═══ DATASET ENTRIES

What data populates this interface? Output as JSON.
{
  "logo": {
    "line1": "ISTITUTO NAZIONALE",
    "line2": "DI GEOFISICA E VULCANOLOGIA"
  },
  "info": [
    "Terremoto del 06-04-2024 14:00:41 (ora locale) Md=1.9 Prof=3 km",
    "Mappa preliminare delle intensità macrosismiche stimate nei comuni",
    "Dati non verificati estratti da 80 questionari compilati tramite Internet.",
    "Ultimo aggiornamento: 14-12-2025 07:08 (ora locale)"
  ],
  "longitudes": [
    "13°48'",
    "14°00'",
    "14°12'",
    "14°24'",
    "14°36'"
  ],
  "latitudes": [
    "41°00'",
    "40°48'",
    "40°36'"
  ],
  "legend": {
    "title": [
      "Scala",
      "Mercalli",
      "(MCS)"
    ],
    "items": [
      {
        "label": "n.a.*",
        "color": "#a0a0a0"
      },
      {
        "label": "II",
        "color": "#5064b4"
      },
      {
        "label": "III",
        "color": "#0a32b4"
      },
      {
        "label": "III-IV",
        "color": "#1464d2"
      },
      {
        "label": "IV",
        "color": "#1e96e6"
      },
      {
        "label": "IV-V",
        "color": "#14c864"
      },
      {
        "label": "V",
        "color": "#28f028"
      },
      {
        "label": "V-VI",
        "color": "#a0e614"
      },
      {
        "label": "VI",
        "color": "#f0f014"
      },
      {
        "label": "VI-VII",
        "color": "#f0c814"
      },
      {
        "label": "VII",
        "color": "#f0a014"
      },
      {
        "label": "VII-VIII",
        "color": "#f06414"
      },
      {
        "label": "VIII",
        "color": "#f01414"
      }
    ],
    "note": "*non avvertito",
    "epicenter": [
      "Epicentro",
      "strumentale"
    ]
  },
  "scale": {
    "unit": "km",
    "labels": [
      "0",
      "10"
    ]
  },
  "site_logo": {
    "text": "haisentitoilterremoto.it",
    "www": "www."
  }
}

══════

> [DESCRIPTION OF THE TASK]: Extract all of the data exactly as written.

> [FINISHED TASK]:
What data populates this interface? Output as JSON.
{
  "logo": {
    "line1": "ISTITUTO NAZIONALE",
    "line2": "DI GEOFISICA E VULCANOLOGIA"
  },
  "info": [
    "Terremoto del 06-04-2024 14:00:41 (ora locale) Md=1.9 Prof=3 km",
    "Mappa preliminare delle intensità macrosismiche stimate nei comuni",
    "Dati non verificati estratti da 80 questionari compilati tramite Internet.",
    "Ultimo aggiornamento: 14-12-2025 07:08 (ora locale)"
  ],
  "longitudes": [
    "13°48'",
    "14°00'",
    "14°12'",
    "14°24'",
    "14°36'"
  ],
  "latitudes": [
    "41°00'",
    "40°48'",
    "40°36'"
  ],
  "legend": {
    "title": [
      "Scala",
      "Mercalli",
      "(MCS)"
    ],
    "items": [
      {
        "label": "n.a.*",
        "color": "#a0a0a0"
      },
      {
        "label": "II",
        "color": "#5064b4"
      },
      {
        "label": "III",
        "color": "#0a32b4"
      },
      {
        "label": "III-IV",
        "color": "#1464d2"
      },
      {
        "label": "IV",
        "color": "#1e96e6"
      },
      {
        "label": "IV-V",
        "color": "#14c864"
      },
      {
        "label": "V",
        "color": "#28f028"
      },
      {
        "label": "V-VI",
        "color": "#a0e614"
      },
      {
        "label": "VI",
        "color": "#f0f014"
      },
      {
        "label": "VI-VII",
        "color": "#f0c814"
      },
      {
        "label": "VII",
        "color": "#f0a014"
      },
      {
        "label": "VII-VIII",
        "color": "#f06414"
      },
      {
        "label": "VIII",
        "color": "#f01414"
      }
    ],
    "note": "*non avvertito",
    "epicenter": [
      "Epicentro",
      "strumentale"
    ]
  },
  "scale": {
    "unit": "km",
    "labels": [
      "0",
      "10"
    ]
  },
  "site_logo": {
    "text": "haisentitoilterremoto.it",
    "www": "www."
  }
}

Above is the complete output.